**Material for the task**.

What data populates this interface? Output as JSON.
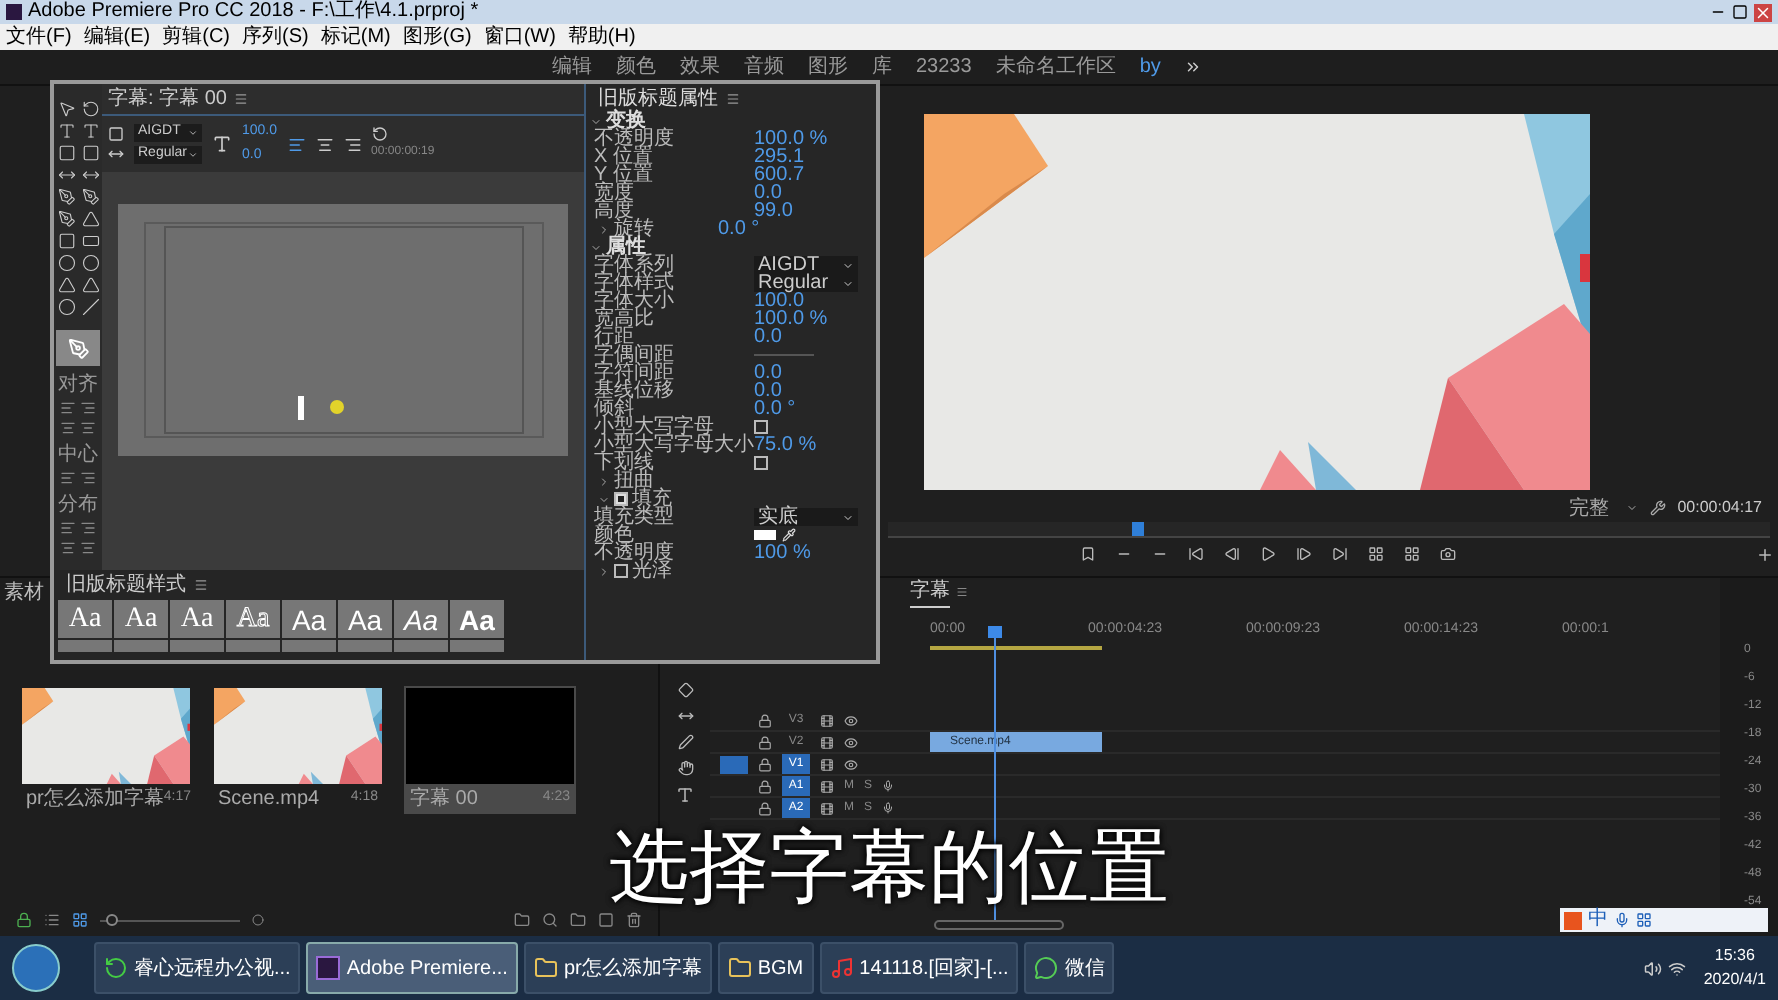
{
  "title_bar": {
    "title": "Adobe Premiere Pro CC 2018 - F:\\工作\\4.1.prproj *"
  },
  "menu": [
    "文件(F)",
    "编辑(E)",
    "剪辑(C)",
    "序列(S)",
    "标记(M)",
    "图形(G)",
    "窗口(W)",
    "帮助(H)"
  ],
  "workspaces": [
    {
      "label": "编辑",
      "selected": false
    },
    {
      "label": "颜色",
      "selected": false
    },
    {
      "label": "效果",
      "selected": false
    },
    {
      "label": "音频",
      "selected": false
    },
    {
      "label": "图形",
      "selected": false
    },
    {
      "label": "库",
      "selected": false
    },
    {
      "label": "23233",
      "selected": false
    },
    {
      "label": "未命名工作区",
      "selected": false
    },
    {
      "label": "by",
      "selected": true
    }
  ],
  "title_dialog": {
    "tab": "字幕: 字幕 00",
    "font_family": "AIGDT",
    "font_style": "Regular",
    "font_size": "100.0",
    "kerning": "0.0",
    "timecode": "00:00:00:19",
    "tool_groups": [
      "对齐",
      "中心",
      "分布"
    ],
    "styles_title": "旧版标题样式",
    "styles": [
      {
        "text": "Aa",
        "kind": "serif"
      },
      {
        "text": "Aa",
        "kind": "serif"
      },
      {
        "text": "Aa",
        "kind": "serif"
      },
      {
        "text": "Aa",
        "kind": "outline"
      },
      {
        "text": "Aa",
        "kind": "sans"
      },
      {
        "text": "Aa",
        "kind": "sans"
      },
      {
        "text": "Aa",
        "kind": "italic"
      },
      {
        "text": "Aa",
        "kind": "bold"
      }
    ],
    "properties_title": "旧版标题属性",
    "sections": [
      {
        "title": "变换",
        "expanded": true,
        "rows": [
          {
            "kind": "value",
            "label": "不透明度",
            "value": "100.0 %"
          },
          {
            "kind": "value",
            "label": "X 位置",
            "value": "295.1"
          },
          {
            "kind": "value",
            "label": "Y 位置",
            "value": "600.7"
          },
          {
            "kind": "value",
            "label": "宽度",
            "value": "0.0"
          },
          {
            "kind": "value",
            "label": "高度",
            "value": "99.0"
          },
          {
            "kind": "group",
            "label": "旋转",
            "value": "0.0 °",
            "expanded": false
          }
        ]
      },
      {
        "title": "属性",
        "expanded": true,
        "rows": [
          {
            "kind": "dropdown",
            "label": "字体系列",
            "value": "AIGDT"
          },
          {
            "kind": "dropdown",
            "label": "字体样式",
            "value": "Regular"
          },
          {
            "kind": "value",
            "label": "字体大小",
            "value": "100.0"
          },
          {
            "kind": "value",
            "label": "宽高比",
            "value": "100.0 %"
          },
          {
            "kind": "value",
            "label": "行距",
            "value": "0.0"
          },
          {
            "kind": "blank",
            "label": "字偶间距"
          },
          {
            "kind": "value",
            "label": "字符间距",
            "value": "0.0"
          },
          {
            "kind": "value",
            "label": "基线位移",
            "value": "0.0"
          },
          {
            "kind": "value",
            "label": "倾斜",
            "value": "0.0 °"
          },
          {
            "kind": "checkbox",
            "label": "小型大写字母",
            "checked": false
          },
          {
            "kind": "value",
            "label": "小型大写字母大小",
            "value": "75.0 %"
          },
          {
            "kind": "checkbox",
            "label": "下划线",
            "checked": false
          },
          {
            "kind": "group",
            "label": "扭曲",
            "expanded": false
          },
          {
            "kind": "checkgroup",
            "label": "填充",
            "checked": true,
            "expanded": true
          },
          {
            "kind": "dropdown",
            "label": "填充类型",
            "value": "实底"
          },
          {
            "kind": "swatch",
            "label": "颜色",
            "color": "#ffffff"
          },
          {
            "kind": "value",
            "label": "不透明度",
            "value": "100 %"
          },
          {
            "kind": "checkgroup",
            "label": "光泽",
            "checked": false,
            "expanded": false
          }
        ]
      }
    ]
  },
  "project": {
    "tab": "素材",
    "zoom": {
      "level": 0.05
    },
    "clips": [
      {
        "name": "pr怎么添加字幕",
        "duration": "4:17",
        "kind": "video",
        "selected": false
      },
      {
        "name": "Scene.mp4",
        "duration": "4:18",
        "kind": "video",
        "selected": false
      },
      {
        "name": "字幕 00",
        "duration": "4:23",
        "kind": "title",
        "selected": true
      }
    ]
  },
  "program": {
    "zoom": "完整",
    "timecode": "00:00:04:17"
  },
  "timeline": {
    "tab": "字幕",
    "ruler": [
      "00:00",
      "00:00:04:23",
      "00:00:09:23",
      "00:00:14:23",
      "00:00:1"
    ],
    "tracks": [
      {
        "name": "V3",
        "kind": "video",
        "targeted": false
      },
      {
        "name": "V2",
        "kind": "video",
        "targeted": false,
        "clip": "Scene.mp4"
      },
      {
        "name": "V1",
        "kind": "video",
        "targeted": true
      },
      {
        "name": "A1",
        "kind": "audio",
        "targeted": true,
        "buttons": [
          "M",
          "S"
        ]
      },
      {
        "name": "A2",
        "kind": "audio",
        "targeted": true,
        "buttons": [
          "M",
          "S"
        ]
      }
    ],
    "meter_scale": [
      "0",
      "-6",
      "-12",
      "-18",
      "-24",
      "-30",
      "-36",
      "-42",
      "-48",
      "-54"
    ]
  },
  "caption": "选择字幕的位置",
  "ime": {
    "label": "中"
  },
  "taskbar": {
    "items": [
      {
        "label": "睿心远程办公视...",
        "kind": "app",
        "selected": false
      },
      {
        "label": "Adobe Premiere...",
        "kind": "premiere",
        "selected": true
      },
      {
        "label": "pr怎么添加字幕",
        "kind": "folder",
        "selected": false
      },
      {
        "label": "BGM",
        "kind": "folder",
        "selected": false
      },
      {
        "label": "141118.[回家]-[...",
        "kind": "music",
        "selected": false
      },
      {
        "label": "微信",
        "kind": "chat",
        "selected": false
      }
    ],
    "time": "15:36",
    "date": "2020/4/1"
  }
}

**Problem to solve**. Without the pictures, reproduce every line of the records above exactly.

**Exercise answer**.
What data populates this interface? Output as JSON.
{
  "title_bar": {
    "title": "Adobe Premiere Pro CC 2018 - F:\\工作\\4.1.prproj *"
  },
  "menu": [
    "文件(F)",
    "编辑(E)",
    "剪辑(C)",
    "序列(S)",
    "标记(M)",
    "图形(G)",
    "窗口(W)",
    "帮助(H)"
  ],
  "workspaces": [
    {
      "label": "编辑",
      "selected": false
    },
    {
      "label": "颜色",
      "selected": false
    },
    {
      "label": "效果",
      "selected": false
    },
    {
      "label": "音频",
      "selected": false
    },
    {
      "label": "图形",
      "selected": false
    },
    {
      "label": "库",
      "selected": false
    },
    {
      "label": "23233",
      "selected": false
    },
    {
      "label": "未命名工作区",
      "selected": false
    },
    {
      "label": "by",
      "selected": true
    }
  ],
  "title_dialog": {
    "tab": "字幕: 字幕 00",
    "font_family": "AIGDT",
    "font_style": "Regular",
    "font_size": "100.0",
    "kerning": "0.0",
    "timecode": "00:00:00:19",
    "tool_groups": [
      "对齐",
      "中心",
      "分布"
    ],
    "styles_title": "旧版标题样式",
    "styles": [
      {
        "text": "Aa",
        "kind": "serif"
      },
      {
        "text": "Aa",
        "kind": "serif"
      },
      {
        "text": "Aa",
        "kind": "serif"
      },
      {
        "text": "Aa",
        "kind": "outline"
      },
      {
        "text": "Aa",
        "kind": "sans"
      },
      {
        "text": "Aa",
        "kind": "sans"
      },
      {
        "text": "Aa",
        "kind": "italic"
      },
      {
        "text": "Aa",
        "kind": "bold"
      }
    ],
    "properties_title": "旧版标题属性",
    "sections": [
      {
        "title": "变换",
        "expanded": true,
        "rows": [
          {
            "kind": "value",
            "label": "不透明度",
            "value": "100.0 %"
          },
          {
            "kind": "value",
            "label": "X 位置",
            "value": "295.1"
          },
          {
            "kind": "value",
            "label": "Y 位置",
            "value": "600.7"
          },
          {
            "kind": "value",
            "label": "宽度",
            "value": "0.0"
          },
          {
            "kind": "value",
            "label": "高度",
            "value": "99.0"
          },
          {
            "kind": "group",
            "label": "旋转",
            "value": "0.0 °",
            "expanded": false
          }
        ]
      },
      {
        "title": "属性",
        "expanded": true,
        "rows": [
          {
            "kind": "dropdown",
            "label": "字体系列",
            "value": "AIGDT"
          },
          {
            "kind": "dropdown",
            "label": "字体样式",
            "value": "Regular"
          },
          {
            "kind": "value",
            "label": "字体大小",
            "value": "100.0"
          },
          {
            "kind": "value",
            "label": "宽高比",
            "value": "100.0 %"
          },
          {
            "kind": "value",
            "label": "行距",
            "value": "0.0"
          },
          {
            "kind": "blank",
            "label": "字偶间距"
          },
          {
            "kind": "value",
            "label": "字符间距",
            "value": "0.0"
          },
          {
            "kind": "value",
            "label": "基线位移",
            "value": "0.0"
          },
          {
            "kind": "value",
            "label": "倾斜",
            "value": "0.0 °"
          },
          {
            "kind": "checkbox",
            "label": "小型大写字母",
            "checked": false
          },
          {
            "kind": "value",
            "label": "小型大写字母大小",
            "value": "75.0 %"
          },
          {
            "kind": "checkbox",
            "label": "下划线",
            "checked": false
          },
          {
            "kind": "group",
            "label": "扭曲",
            "expanded": false
          },
          {
            "kind": "checkgroup",
            "label": "填充",
            "checked": true,
            "expanded": true
          },
          {
            "kind": "dropdown",
            "label": "填充类型",
            "value": "实底"
          },
          {
            "kind": "swatch",
            "label": "颜色",
            "color": "#ffffff"
          },
          {
            "kind": "value",
            "label": "不透明度",
            "value": "100 %"
          },
          {
            "kind": "checkgroup",
            "label": "光泽",
            "checked": false,
            "expanded": false
          }
        ]
      }
    ]
  },
  "project": {
    "tab": "素材",
    "zoom": {
      "level": 0.05
    },
    "clips": [
      {
        "name": "pr怎么添加字幕",
        "duration": "4:17",
        "kind": "video",
        "selected": false
      },
      {
        "name": "Scene.mp4",
        "duration": "4:18",
        "kind": "video",
        "selected": false
      },
      {
        "name": "字幕 00",
        "duration": "4:23",
        "kind": "title",
        "selected": true
      }
    ]
  },
  "program": {
    "zoom": "完整",
    "timecode": "00:00:04:17"
  },
  "timeline": {
    "tab": "字幕",
    "ruler": [
      "00:00",
      "00:00:04:23",
      "00:00:09:23",
      "00:00:14:23",
      "00:00:1"
    ],
    "tracks": [
      {
        "name": "V3",
        "kind": "video",
        "targeted": false
      },
      {
        "name": "V2",
        "kind": "video",
        "targeted": false,
        "clip": "Scene.mp4"
      },
      {
        "name": "V1",
        "kind": "video",
        "targeted": true
      },
      {
        "name": "A1",
        "kind": "audio",
        "targeted": true,
        "buttons": [
          "M",
          "S"
        ]
      },
      {
        "name": "A2",
        "kind": "audio",
        "targeted": true,
        "buttons": [
          "M",
          "S"
        ]
      }
    ],
    "meter_scale": [
      "0",
      "-6",
      "-12",
      "-18",
      "-24",
      "-30",
      "-36",
      "-42",
      "-48",
      "-54"
    ]
  },
  "caption": "选择字幕的位置",
  "ime": {
    "label": "中"
  },
  "taskbar": {
    "items": [
      {
        "label": "睿心远程办公视...",
        "kind": "app",
        "selected": false
      },
      {
        "label": "Adobe Premiere...",
        "kind": "premiere",
        "selected": true
      },
      {
        "label": "pr怎么添加字幕",
        "kind": "folder",
        "selected": false
      },
      {
        "label": "BGM",
        "kind": "folder",
        "selected": false
      },
      {
        "label": "141118.[回家]-[...",
        "kind": "music",
        "selected": false
      },
      {
        "label": "微信",
        "kind": "chat",
        "selected": false
      }
    ],
    "time": "15:36",
    "date": "2020/4/1"
  }
}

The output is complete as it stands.